WHAT THE TASK REQUIRES » Your task is to transcribe all of the data below exactly, omitting the images.

PROVIDED DATA »

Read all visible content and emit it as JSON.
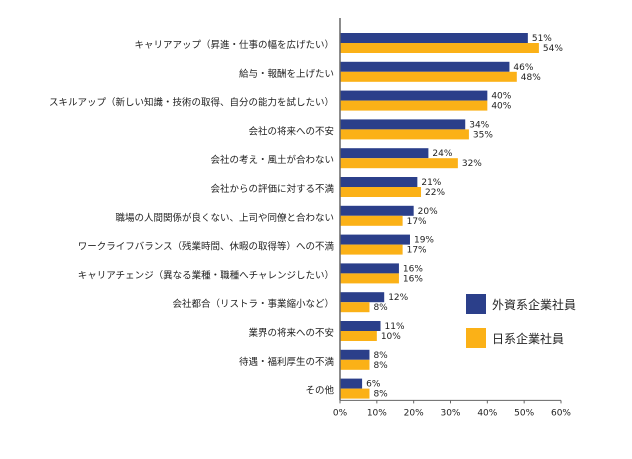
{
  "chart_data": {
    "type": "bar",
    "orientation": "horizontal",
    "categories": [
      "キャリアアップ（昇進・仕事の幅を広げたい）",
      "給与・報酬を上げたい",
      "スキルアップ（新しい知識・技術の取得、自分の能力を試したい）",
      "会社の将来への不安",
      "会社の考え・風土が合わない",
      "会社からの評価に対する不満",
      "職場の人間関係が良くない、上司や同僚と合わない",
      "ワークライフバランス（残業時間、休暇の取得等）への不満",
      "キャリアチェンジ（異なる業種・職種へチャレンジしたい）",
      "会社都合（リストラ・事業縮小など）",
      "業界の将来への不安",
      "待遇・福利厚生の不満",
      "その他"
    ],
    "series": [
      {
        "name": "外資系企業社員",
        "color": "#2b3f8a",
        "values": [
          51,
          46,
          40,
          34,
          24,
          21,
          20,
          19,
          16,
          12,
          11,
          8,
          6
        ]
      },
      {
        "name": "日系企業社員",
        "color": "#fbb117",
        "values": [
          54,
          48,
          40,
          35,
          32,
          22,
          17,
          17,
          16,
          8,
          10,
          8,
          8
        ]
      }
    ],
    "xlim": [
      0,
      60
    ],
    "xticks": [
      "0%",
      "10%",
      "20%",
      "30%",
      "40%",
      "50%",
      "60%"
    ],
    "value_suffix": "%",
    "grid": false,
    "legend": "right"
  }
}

SOLVED EXERCISE »
Read all visible content and emit it as JSON.
{
  "chart_data": {
    "type": "bar",
    "orientation": "horizontal",
    "categories": [
      "キャリアアップ（昇進・仕事の幅を広げたい）",
      "給与・報酬を上げたい",
      "スキルアップ（新しい知識・技術の取得、自分の能力を試したい）",
      "会社の将来への不安",
      "会社の考え・風土が合わない",
      "会社からの評価に対する不満",
      "職場の人間関係が良くない、上司や同僚と合わない",
      "ワークライフバランス（残業時間、休暇の取得等）への不満",
      "キャリアチェンジ（異なる業種・職種へチャレンジしたい）",
      "会社都合（リストラ・事業縮小など）",
      "業界の将来への不安",
      "待遇・福利厚生の不満",
      "その他"
    ],
    "series": [
      {
        "name": "外資系企業社員",
        "color": "#2b3f8a",
        "values": [
          51,
          46,
          40,
          34,
          24,
          21,
          20,
          19,
          16,
          12,
          11,
          8,
          6
        ]
      },
      {
        "name": "日系企業社員",
        "color": "#fbb117",
        "values": [
          54,
          48,
          40,
          35,
          32,
          22,
          17,
          17,
          16,
          8,
          10,
          8,
          8
        ]
      }
    ],
    "xlim": [
      0,
      60
    ],
    "xticks": [
      "0%",
      "10%",
      "20%",
      "30%",
      "40%",
      "50%",
      "60%"
    ],
    "value_suffix": "%",
    "grid": false,
    "legend": "right"
  }
}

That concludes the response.